(Raw records)
○ ○ ○ ○

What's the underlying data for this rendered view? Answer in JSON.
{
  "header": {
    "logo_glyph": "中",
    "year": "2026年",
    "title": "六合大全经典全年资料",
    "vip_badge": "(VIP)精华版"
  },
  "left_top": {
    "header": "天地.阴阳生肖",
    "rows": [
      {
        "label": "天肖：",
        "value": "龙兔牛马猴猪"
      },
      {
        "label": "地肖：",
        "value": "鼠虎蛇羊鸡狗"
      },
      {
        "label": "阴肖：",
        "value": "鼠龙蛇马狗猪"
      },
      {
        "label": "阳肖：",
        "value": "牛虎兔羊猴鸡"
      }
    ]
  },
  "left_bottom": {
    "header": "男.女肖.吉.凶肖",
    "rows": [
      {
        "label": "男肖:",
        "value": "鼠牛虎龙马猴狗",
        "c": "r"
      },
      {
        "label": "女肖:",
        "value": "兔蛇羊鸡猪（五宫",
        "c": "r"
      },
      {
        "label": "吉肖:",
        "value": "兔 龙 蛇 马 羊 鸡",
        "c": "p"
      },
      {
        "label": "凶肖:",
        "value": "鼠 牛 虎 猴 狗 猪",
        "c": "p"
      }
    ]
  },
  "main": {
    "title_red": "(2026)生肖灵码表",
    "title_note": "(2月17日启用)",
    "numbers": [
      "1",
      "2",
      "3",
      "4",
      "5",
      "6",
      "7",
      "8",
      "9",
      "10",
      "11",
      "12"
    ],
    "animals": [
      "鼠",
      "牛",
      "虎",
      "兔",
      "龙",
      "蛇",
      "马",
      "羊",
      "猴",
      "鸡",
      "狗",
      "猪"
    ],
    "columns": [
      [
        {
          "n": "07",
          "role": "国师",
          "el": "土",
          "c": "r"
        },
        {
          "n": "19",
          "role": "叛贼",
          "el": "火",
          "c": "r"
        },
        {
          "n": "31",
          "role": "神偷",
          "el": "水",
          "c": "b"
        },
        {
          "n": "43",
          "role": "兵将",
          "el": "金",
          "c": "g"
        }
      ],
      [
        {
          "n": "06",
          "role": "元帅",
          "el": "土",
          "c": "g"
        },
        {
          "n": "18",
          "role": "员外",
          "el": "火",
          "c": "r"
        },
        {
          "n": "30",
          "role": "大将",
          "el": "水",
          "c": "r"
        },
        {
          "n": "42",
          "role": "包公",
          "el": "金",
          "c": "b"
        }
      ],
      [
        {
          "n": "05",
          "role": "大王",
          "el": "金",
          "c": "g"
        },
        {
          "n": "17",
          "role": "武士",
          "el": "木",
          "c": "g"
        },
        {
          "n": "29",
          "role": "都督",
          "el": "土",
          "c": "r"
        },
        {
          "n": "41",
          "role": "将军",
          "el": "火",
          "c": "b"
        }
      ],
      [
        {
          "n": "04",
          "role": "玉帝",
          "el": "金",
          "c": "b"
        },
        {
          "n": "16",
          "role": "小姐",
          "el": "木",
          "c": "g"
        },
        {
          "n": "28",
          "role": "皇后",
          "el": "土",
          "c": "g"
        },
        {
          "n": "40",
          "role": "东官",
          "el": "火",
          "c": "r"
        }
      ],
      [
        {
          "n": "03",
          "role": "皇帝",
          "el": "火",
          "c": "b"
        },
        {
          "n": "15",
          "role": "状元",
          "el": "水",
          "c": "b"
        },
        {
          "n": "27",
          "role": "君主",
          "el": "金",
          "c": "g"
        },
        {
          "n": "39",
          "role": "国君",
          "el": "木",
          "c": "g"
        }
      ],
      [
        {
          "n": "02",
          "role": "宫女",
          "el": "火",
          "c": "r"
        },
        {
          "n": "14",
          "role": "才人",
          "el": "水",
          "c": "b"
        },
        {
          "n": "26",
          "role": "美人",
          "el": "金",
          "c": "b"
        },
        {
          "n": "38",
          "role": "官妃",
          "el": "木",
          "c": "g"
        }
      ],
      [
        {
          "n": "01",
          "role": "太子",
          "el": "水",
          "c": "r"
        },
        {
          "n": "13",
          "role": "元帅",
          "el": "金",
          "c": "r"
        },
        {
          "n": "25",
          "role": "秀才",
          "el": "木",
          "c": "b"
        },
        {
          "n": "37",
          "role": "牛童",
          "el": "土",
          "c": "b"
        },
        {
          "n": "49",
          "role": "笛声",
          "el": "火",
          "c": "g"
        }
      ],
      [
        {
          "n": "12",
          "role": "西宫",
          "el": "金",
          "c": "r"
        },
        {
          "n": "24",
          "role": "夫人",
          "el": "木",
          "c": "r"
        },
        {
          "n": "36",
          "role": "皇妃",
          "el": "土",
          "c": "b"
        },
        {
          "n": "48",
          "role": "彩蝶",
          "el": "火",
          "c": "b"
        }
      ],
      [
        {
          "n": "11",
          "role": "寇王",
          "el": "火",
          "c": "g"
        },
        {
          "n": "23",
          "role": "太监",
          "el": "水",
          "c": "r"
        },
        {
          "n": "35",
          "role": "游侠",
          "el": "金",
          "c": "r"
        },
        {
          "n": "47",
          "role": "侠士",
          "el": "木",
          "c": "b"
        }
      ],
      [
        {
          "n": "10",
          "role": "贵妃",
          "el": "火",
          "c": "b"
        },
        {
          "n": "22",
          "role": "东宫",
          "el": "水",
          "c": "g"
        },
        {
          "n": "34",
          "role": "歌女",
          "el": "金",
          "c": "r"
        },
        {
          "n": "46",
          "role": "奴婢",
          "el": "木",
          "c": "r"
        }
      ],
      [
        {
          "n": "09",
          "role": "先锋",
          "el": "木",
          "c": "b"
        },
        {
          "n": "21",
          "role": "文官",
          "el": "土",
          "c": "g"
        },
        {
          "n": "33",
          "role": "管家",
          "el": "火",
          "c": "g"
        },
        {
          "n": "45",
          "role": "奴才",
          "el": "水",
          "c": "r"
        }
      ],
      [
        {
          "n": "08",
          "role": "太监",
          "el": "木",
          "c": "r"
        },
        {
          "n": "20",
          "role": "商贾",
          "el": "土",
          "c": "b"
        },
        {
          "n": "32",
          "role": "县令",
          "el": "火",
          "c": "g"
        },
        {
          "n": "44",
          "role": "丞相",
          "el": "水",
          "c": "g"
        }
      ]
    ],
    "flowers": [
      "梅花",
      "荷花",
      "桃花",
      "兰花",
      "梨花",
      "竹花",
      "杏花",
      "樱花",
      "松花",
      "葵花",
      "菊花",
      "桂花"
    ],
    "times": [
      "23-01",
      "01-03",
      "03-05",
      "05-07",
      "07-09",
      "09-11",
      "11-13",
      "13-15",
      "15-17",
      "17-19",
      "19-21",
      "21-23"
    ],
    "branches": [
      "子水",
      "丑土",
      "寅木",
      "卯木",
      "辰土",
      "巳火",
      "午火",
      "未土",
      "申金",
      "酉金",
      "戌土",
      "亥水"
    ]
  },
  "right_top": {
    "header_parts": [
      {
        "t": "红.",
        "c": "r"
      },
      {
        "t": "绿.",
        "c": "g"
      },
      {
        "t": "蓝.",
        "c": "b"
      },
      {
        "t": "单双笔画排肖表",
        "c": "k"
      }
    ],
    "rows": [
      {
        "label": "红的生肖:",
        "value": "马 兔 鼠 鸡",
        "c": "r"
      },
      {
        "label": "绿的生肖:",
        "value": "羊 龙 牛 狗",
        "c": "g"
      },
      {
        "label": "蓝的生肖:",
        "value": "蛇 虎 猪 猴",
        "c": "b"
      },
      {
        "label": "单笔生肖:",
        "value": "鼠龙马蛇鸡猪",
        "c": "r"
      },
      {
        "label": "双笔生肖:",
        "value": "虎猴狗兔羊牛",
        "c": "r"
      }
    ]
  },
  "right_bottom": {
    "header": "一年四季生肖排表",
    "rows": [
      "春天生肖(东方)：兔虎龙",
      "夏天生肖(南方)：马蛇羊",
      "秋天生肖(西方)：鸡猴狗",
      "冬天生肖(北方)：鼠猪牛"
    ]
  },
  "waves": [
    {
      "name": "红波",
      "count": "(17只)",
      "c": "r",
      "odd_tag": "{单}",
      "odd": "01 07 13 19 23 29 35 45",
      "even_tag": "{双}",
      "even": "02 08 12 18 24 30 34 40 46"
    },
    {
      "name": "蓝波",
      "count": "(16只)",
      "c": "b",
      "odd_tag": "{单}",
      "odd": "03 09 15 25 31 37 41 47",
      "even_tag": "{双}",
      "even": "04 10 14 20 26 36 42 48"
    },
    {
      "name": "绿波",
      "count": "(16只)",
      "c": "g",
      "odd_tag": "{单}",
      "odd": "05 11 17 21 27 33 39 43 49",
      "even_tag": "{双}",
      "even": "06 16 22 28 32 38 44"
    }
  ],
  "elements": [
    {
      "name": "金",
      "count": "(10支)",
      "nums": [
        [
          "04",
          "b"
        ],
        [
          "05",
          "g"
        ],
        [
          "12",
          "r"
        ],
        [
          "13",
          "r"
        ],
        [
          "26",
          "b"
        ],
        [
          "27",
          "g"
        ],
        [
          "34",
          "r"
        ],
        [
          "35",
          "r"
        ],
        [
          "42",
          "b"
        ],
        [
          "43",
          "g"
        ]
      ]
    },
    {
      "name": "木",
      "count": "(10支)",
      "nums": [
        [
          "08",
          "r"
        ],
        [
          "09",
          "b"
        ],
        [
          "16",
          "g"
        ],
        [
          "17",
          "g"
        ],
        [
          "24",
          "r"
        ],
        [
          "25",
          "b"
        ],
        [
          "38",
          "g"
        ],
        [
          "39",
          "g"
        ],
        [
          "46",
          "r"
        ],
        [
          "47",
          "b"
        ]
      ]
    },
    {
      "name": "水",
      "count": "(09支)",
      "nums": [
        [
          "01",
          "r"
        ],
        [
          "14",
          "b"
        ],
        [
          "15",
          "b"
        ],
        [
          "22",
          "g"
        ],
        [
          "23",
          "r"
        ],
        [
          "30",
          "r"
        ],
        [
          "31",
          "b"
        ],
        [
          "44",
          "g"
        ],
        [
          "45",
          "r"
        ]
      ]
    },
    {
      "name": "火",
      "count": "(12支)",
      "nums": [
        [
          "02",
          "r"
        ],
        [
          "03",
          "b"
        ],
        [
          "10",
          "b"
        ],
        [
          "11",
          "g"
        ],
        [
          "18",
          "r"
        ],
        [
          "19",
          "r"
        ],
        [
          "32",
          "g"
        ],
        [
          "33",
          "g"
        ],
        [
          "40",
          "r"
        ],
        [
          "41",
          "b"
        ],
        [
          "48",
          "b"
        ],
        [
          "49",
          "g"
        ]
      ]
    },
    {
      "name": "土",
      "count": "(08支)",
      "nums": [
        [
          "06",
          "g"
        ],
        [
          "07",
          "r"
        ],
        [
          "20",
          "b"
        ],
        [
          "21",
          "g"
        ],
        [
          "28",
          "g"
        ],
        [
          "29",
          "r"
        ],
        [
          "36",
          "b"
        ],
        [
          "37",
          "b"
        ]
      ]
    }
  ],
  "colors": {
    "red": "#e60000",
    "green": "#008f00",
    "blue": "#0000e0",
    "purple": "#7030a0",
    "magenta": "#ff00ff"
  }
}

○ ○ ○ ○

**WRITTEN REQUEST:** Wherever the string "count" appears in the entries above, list that line.

**FULL ANSWER:**
      "count": "(17只)",
      "count": "(16只)",
      "count": "(16只)",
      "count": "(10支)",
      "count": "(10支)",
      "count": "(09支)",
      "count": "(12支)",
      "count": "(08支)",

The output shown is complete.